═════ Selection

SQL Expert

CTE Deep Dive

Master advanced Common Table Expression patterns for recursive queries, hierarchical data traversal, and complex data transformations.

Recursive CTEs — traverse parent-child hierarchies and graph-like structures
Deduplication — keep only the latest record per group using window functions inside CTEs
Pivoting — reshape rows into columns with conditional aggregation in CTEs
Multiple CTEs — chain or branch CTEs to build readable, modular query pipelines Write queries that are both powerful and maintainable.

What Is a CTE?

DfCommon Table Expression (CTE)

A temporary named result set defined with the WITH clause that exists only for the duration of a single query. CTEs improve readability, enable recursion, and allow self-referencing queries that would otherwise require temporary tables or subqueries.

══════════
═════ Supplied entries

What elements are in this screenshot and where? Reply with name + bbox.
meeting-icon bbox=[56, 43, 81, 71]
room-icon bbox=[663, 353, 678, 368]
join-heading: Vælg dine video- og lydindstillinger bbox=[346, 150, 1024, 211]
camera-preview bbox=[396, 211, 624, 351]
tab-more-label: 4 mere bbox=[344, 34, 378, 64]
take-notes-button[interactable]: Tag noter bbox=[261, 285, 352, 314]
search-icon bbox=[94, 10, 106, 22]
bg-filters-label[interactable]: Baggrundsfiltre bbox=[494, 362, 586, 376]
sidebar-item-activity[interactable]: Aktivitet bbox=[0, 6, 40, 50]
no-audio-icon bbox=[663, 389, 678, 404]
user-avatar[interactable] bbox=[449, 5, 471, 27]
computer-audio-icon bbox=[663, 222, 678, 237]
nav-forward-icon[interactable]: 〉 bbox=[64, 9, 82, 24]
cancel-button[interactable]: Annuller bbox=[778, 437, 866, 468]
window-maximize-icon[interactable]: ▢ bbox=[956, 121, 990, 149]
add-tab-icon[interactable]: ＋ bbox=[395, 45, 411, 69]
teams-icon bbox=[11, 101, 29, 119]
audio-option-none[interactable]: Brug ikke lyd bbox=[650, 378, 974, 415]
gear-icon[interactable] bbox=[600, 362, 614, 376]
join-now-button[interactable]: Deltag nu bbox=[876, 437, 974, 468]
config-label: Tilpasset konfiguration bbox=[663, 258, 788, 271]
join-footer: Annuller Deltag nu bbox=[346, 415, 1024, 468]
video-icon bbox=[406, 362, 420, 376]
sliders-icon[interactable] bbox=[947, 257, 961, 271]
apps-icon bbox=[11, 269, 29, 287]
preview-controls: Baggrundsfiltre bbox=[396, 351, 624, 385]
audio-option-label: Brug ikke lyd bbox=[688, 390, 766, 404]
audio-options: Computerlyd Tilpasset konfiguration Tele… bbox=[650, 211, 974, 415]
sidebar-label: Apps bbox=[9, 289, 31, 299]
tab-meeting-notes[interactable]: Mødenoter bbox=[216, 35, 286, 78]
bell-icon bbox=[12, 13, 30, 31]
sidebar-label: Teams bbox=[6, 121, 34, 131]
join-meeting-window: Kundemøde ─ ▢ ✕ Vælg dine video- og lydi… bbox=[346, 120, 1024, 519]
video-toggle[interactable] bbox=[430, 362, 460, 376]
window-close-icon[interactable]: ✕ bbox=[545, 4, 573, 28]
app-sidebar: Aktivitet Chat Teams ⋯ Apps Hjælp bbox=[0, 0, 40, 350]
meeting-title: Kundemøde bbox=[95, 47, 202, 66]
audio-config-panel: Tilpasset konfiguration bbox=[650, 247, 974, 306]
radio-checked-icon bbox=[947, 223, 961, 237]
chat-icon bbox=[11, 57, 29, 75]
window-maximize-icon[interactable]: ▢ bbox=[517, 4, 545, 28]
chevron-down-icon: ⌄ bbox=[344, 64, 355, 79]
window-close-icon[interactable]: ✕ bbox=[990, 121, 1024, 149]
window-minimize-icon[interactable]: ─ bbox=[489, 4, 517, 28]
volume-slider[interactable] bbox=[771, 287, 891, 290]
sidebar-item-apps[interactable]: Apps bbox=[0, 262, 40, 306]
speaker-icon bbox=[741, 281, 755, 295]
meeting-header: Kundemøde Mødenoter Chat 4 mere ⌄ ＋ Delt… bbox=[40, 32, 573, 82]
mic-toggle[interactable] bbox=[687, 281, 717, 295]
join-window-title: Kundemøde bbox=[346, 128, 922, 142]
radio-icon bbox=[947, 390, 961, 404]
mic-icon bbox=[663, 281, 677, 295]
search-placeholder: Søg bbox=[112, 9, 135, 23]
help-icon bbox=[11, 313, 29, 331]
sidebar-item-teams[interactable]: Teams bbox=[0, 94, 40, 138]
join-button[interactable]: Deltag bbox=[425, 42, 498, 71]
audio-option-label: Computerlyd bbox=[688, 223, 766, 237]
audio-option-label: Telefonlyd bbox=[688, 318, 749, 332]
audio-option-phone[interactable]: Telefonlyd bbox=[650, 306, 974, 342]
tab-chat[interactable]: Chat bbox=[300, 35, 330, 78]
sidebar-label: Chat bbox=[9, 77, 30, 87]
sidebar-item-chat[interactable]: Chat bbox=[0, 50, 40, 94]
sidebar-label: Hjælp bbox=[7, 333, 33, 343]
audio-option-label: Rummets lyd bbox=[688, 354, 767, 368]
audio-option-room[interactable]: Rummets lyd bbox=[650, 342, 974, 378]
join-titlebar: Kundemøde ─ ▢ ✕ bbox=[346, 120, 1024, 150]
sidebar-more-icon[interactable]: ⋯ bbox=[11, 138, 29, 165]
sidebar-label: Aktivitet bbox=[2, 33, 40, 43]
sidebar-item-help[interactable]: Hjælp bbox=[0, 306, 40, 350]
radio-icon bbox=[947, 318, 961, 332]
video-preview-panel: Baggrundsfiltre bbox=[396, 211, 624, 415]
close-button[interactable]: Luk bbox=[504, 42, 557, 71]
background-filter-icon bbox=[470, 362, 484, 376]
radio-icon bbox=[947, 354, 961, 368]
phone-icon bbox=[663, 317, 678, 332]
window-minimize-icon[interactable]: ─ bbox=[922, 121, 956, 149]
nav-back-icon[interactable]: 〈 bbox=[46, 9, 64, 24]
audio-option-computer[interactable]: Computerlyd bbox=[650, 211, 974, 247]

══════════

What is asked:
Pick up the tutorial on SQL Common Table Expressions after its last sentence and keep writing it.

Result for this exercise:
-- Basic CTE syntax
WITH region_sales AS (
    SELECT
        region,
        SUM(amount) AS total_sales,
        COUNT(*) AS order_count
    FROM orders
    WHERE order_date >= '2024-01-01'
    GROUP BY region
)
SELECT
    region,
    total_sales,
    order_count,
    ROUND(total_sales / order_count, 2) AS avg_order_value
FROM region_sales
WHERE total_sales > 50000
ORDER BY total_sales DESC;

CTEs are evaluated every time they are referenced. If a CTE is used multiple times in the same query, consider whether a temporary table might be more efficient for repeated access.

Recursive CTEs

DfRecursive CTE

A CTE that references itself using UNION ALL to combine a base (anchor) query with a recursive member. Each iteration processes one level of recursion until no more rows are produced.

-- Organizational hierarchy traversal
WITH RECURSIVE org_chart AS (
    -- Anchor: top-level managers
    SELECT
        id,
        name,
        manager_id,
        1 AS level,
        CAST(name AS VARCHAR(500)) AS path
    FROM employees
    WHERE manager_id IS NULL

    UNION ALL

    -- Recursive: direct reports
    SELECT
        e.id,
        e.name,
        e.manager_id,
        oc.level + 1,
        CAST(oc.path || ' > ' || e.name AS VARCHAR(500))
    FROM employees e
    INNER JOIN org_chart oc ON e.manager_id = oc.id
)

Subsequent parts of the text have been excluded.